-- begin Dataset rows --

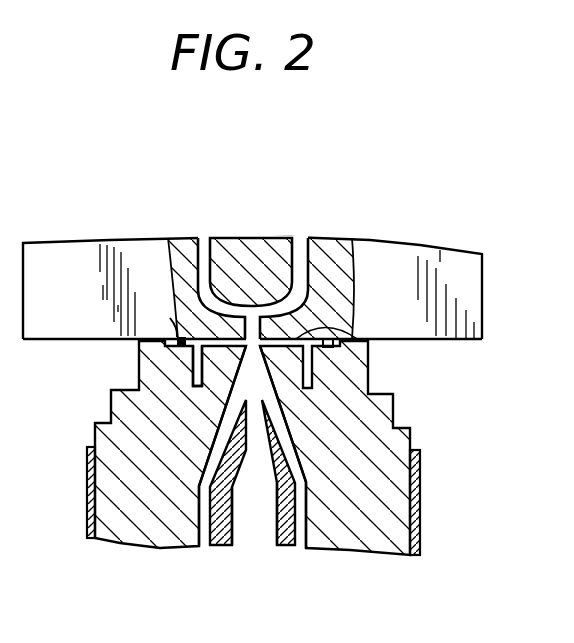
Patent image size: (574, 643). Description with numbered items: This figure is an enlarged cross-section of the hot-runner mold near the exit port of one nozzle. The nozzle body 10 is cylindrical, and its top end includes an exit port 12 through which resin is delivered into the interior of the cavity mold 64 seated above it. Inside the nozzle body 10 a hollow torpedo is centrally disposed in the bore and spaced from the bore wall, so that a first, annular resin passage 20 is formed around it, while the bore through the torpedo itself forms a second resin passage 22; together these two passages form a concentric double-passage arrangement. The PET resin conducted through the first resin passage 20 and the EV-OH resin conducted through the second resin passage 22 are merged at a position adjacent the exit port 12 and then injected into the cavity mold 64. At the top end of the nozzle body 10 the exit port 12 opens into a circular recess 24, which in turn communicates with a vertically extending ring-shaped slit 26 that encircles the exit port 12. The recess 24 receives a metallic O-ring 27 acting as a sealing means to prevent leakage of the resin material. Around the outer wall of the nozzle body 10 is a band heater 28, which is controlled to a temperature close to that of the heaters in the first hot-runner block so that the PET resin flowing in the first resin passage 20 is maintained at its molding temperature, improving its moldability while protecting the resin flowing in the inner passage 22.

The cavity mold 64 is at (469, 307).
The nozzle body 10 is at (367, 410).
The exit port 12 is at (245, 390).
The first annular resin passage 20 is at (207, 520).
The second resin passage 22 is at (250, 543).
The circular recess 24 is at (371, 342).
The ring-shaped slit 26 is at (192, 367).
The metallic O-ring 27 is at (180, 338).
The band heater 28 is at (421, 489).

-- end Dataset rows --

* **What is expected**
Reproduce the text of every entry above word for word, leaving out the pictures.

* **Task output**
Patent image size: (574, 643). Description with numbered items: This figure is an enlarged cross-section of the hot-runner mold near the exit port of one nozzle. The nozzle body 10 is cylindrical, and its top end includes an exit port 12 through which resin is delivered into the interior of the cavity mold 64 seated above it. Inside the nozzle body 10 a hollow torpedo is centrally disposed in the bore and spaced from the bore wall, so that a first, annular resin passage 20 is formed around it, while the bore through the torpedo itself forms a second resin passage 22; together these two passages form a concentric double-passage arrangement. The PET resin conducted through the first resin passage 20 and the EV-OH resin conducted through the second resin passage 22 are merged at a position adjacent the exit port 12 and then injected into the cavity mold 64. At the top end of the nozzle body 10 the exit port 12 opens into a circular recess 24, which in turn communicates with a vertically extending ring-shaped slit 26 that encircles the exit port 12. The recess 24 receives a metallic O-ring 27 acting as a sealing means to prevent leakage of the resin material. Around the outer wall of the nozzle body 10 is a band heater 28, which is controlled to a temperature close to that of the heaters in the first hot-runner block so that the PET resin flowing in the first resin passage 20 is maintained at its molding temperature, improving its moldability while protecting the resin flowing in the inner passage 22.

The cavity mold 64 is at (469, 307).
The nozzle body 10 is at (367, 410).
The exit port 12 is at (245, 390).
The first annular resin passage 20 is at (207, 520).
The second resin passage 22 is at (250, 543).
The circular recess 24 is at (371, 342).
The ring-shaped slit 26 is at (192, 367).
The metallic O-ring 27 is at (180, 338).
The band heater 28 is at (421, 489).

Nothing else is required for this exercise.